__Given exercise__. Give nothing except the number of lines containing the word "Extract".

__Records supplied__.
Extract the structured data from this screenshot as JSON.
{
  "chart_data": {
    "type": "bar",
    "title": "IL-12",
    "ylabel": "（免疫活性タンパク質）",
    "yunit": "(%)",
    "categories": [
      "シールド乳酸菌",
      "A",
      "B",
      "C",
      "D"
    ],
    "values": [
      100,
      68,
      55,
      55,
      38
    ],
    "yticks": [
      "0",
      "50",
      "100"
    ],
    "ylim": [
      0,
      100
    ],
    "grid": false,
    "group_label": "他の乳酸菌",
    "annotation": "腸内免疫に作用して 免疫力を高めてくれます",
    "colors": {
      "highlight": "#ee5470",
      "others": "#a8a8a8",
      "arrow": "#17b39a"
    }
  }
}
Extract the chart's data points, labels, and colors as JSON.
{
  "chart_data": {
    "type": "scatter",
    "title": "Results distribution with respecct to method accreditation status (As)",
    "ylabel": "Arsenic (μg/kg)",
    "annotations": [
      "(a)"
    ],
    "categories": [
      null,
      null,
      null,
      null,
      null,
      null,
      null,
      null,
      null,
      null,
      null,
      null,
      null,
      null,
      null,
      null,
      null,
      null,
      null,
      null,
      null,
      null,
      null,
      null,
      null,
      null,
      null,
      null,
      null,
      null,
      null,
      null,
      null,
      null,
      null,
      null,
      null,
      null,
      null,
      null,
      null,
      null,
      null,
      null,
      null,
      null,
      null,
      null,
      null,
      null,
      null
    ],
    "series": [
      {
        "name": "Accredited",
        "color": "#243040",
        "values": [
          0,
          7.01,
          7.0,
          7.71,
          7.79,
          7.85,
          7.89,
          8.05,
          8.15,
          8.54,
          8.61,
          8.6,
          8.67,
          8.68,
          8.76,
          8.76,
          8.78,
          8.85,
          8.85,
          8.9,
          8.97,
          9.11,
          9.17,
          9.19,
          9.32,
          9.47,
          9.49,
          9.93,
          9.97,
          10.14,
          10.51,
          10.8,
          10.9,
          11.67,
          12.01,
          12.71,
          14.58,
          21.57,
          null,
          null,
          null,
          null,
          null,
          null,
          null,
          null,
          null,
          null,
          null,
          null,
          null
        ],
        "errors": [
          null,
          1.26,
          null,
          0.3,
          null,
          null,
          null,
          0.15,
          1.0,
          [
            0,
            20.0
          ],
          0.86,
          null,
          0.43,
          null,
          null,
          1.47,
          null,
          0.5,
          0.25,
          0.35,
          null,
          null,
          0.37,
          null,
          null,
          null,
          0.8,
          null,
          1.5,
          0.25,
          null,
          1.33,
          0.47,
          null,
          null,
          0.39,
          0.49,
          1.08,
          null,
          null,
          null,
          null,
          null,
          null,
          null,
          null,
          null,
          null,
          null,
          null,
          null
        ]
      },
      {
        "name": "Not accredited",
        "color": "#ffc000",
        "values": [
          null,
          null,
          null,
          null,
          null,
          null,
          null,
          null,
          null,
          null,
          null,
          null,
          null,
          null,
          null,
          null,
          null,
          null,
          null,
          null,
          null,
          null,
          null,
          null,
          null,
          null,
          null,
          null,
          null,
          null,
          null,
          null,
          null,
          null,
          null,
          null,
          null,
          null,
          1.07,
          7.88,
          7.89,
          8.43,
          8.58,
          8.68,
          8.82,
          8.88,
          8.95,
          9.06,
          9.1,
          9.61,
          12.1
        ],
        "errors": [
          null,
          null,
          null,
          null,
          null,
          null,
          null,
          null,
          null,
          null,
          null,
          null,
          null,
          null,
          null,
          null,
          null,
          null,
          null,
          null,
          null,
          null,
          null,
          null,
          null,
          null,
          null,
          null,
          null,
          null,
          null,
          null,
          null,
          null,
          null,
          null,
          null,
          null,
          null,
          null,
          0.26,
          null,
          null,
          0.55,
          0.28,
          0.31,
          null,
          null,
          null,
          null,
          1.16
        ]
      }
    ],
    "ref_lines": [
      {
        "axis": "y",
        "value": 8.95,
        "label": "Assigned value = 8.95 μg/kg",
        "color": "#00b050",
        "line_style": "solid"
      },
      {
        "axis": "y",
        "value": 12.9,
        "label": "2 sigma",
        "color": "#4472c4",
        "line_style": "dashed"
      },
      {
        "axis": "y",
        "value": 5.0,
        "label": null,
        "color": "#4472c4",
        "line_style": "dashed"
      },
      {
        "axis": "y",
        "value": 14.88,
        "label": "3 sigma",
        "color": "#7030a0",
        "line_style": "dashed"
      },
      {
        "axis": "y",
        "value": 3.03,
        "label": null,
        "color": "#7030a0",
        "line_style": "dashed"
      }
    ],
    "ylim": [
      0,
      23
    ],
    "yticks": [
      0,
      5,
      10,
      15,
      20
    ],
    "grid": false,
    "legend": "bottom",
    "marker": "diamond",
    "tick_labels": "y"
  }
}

__Written answer__. 2